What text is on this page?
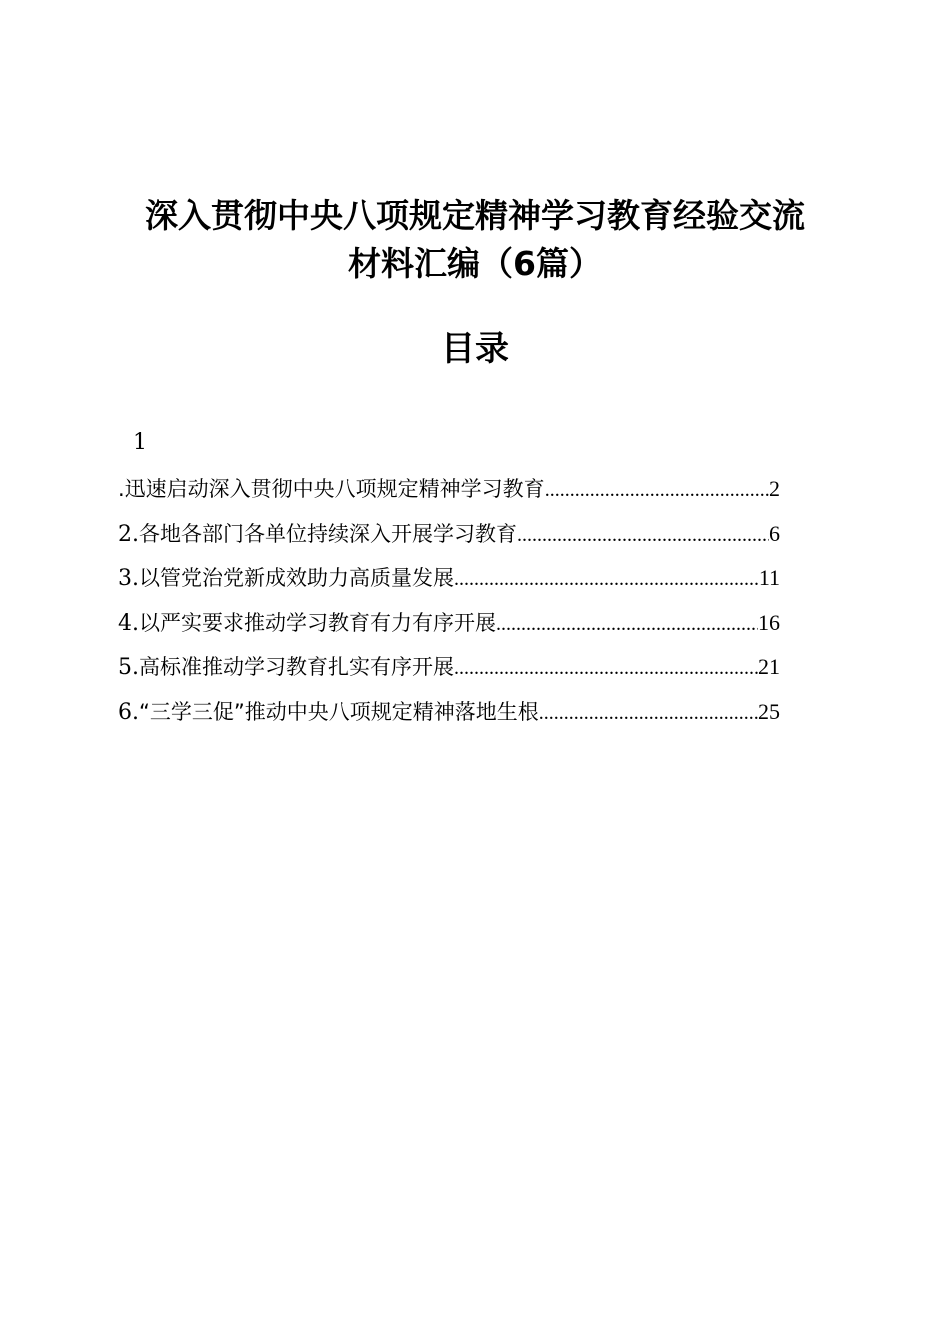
深入贯彻中央八项规定精神学习教育经验交流
材料汇编（6篇）
目录
1
.迅速启动深入贯彻中央八项规定精神学习教育 .....	2
2.各地各部门各单位持续深入开展学习教育 .....	6
3.以管党治党新成效助力高质量发展 .....	11
4.以严实要求推动学习教育有力有序开展 .....	16
5.高标准推动学习教育扎实有序开展 .....	21
6.“三学三促”推动中央八项规定精神落地生根 .....	25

==========

▶ DO THIS
Drop the images and repeat the data exactly.

▶ SOLUTION FOR THIS EXERCISE
What text is on this page?
深入贯彻中央八项规定精神学习教育经验交流
材料汇编（6篇）
目录
1
.迅速启动深入贯彻中央八项规定精神学习教育 .....	2
2.各地各部门各单位持续深入开展学习教育 .....	6
3.以管党治党新成效助力高质量发展 .....	11
4.以严实要求推动学习教育有力有序开展 .....	16
5.高标准推动学习教育扎实有序开展 .....	21
6.“三学三促”推动中央八项规定精神落地生根 .....	25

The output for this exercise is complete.